* Input for this task
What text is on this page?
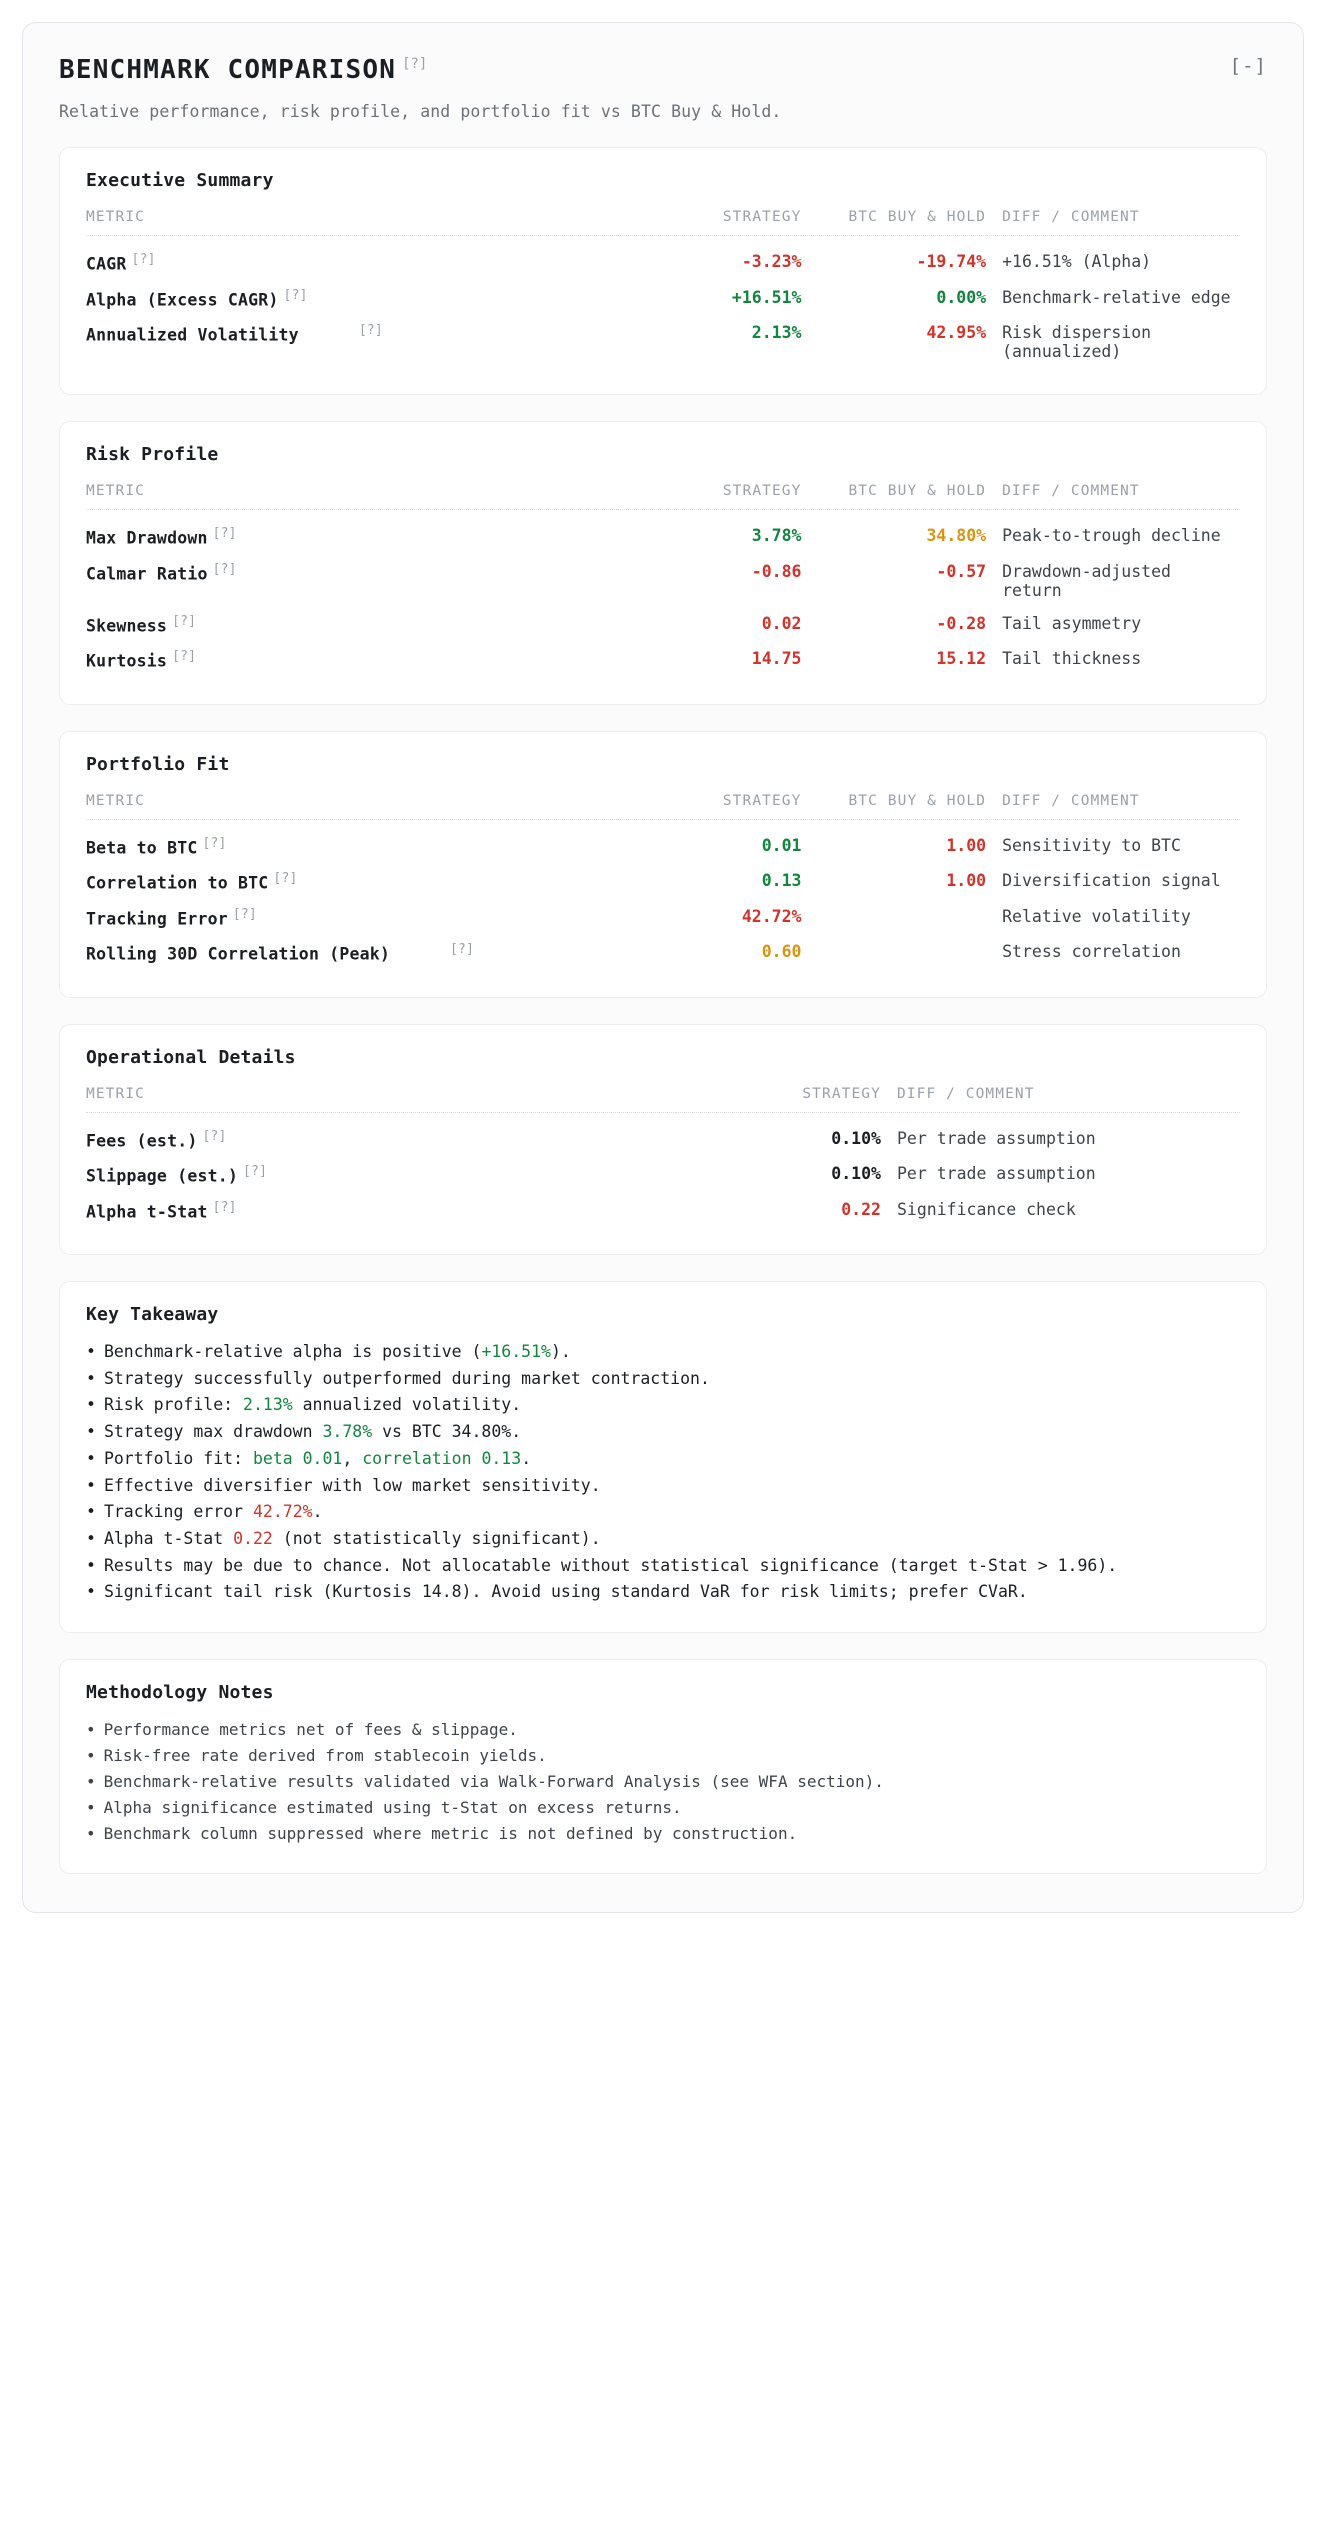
BENCHMARK COMPARISON [?]	[-]
Relative performance, risk profile, and portfolio fit vs BTC Buy & Hold.
Executive Summary
METRIC	STRATEGY	BTC BUY & HOLD	DIFF / COMMENT
CAGR [?]	-3.23%	-19.74%	+16.51% (Alpha)
Alpha (Excess CAGR) [?]	+16.51%	0.00%	Benchmark-relative edge
Annualized Volatility [?]	2.13%	42.95%	Risk dispersion (annualized)
Risk Profile
METRIC	STRATEGY	BTC BUY & HOLD	DIFF / COMMENT
Max Drawdown [?]	3.78%	34.80%	Peak-to-trough decline
Calmar Ratio [?]	-0.86	-0.57	Drawdown-adjusted return
Skewness [?]	0.02	-0.28	Tail asymmetry
Kurtosis [?]	14.75	15.12	Tail thickness
Portfolio Fit
METRIC	STRATEGY	BTC BUY & HOLD	DIFF / COMMENT
Beta to BTC [?]	0.01	1.00	Sensitivity to BTC
Correlation to BTC [?]	0.13	1.00	Diversification signal
Tracking Error [?]	42.72%		Relative volatility
Rolling 30D Correlation (Peak) [?]	0.60		Stress correlation
Operational Details
METRIC	STRATEGY	DIFF / COMMENT
Fees (est.) [?]	0.10%	Per trade assumption
Slippage (est.) [?]	0.10%	Per trade assumption
Alpha t-Stat [?]	0.22	Significance check
Key Takeaway
• Benchmark-relative alpha is positive (+16.51%).
• Strategy successfully outperformed during market contraction.
• Risk profile: 2.13% annualized volatility.
• Strategy max drawdown 3.78% vs BTC 34.80%.
• Portfolio fit: beta 0.01, correlation 0.13.
• Effective diversifier with low market sensitivity.
• Tracking error 42.72%.
• Alpha t-Stat 0.22 (not statistically significant).
• Results may be due to chance. Not allocatable without statistical significance (target t-Stat > 1.96).
• Significant tail risk (Kurtosis 14.8). Avoid using standard VaR for risk limits; prefer CVaR.
Methodology Notes
• Performance metrics net of fees & slippage.
• Risk-free rate derived from stablecoin yields.
• Benchmark-relative results validated via Walk-Forward Analysis (see WFA section).
• Alpha significance estimated using t-Stat on excess returns.
• Benchmark column suppressed where metric is not defined by construction.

* What you should do
Which lines hold the word "Stat"? Return all of them from the records above.

* Full solution
Alpha t-Stat [?]	0.22	Significance check
• Alpha t-Stat 0.22 (not statistically significant).
• Results may be due to chance. Not allocatable without statistical significance (target t-Stat > 1.96).
• Alpha significance estimated using t-Stat on excess returns.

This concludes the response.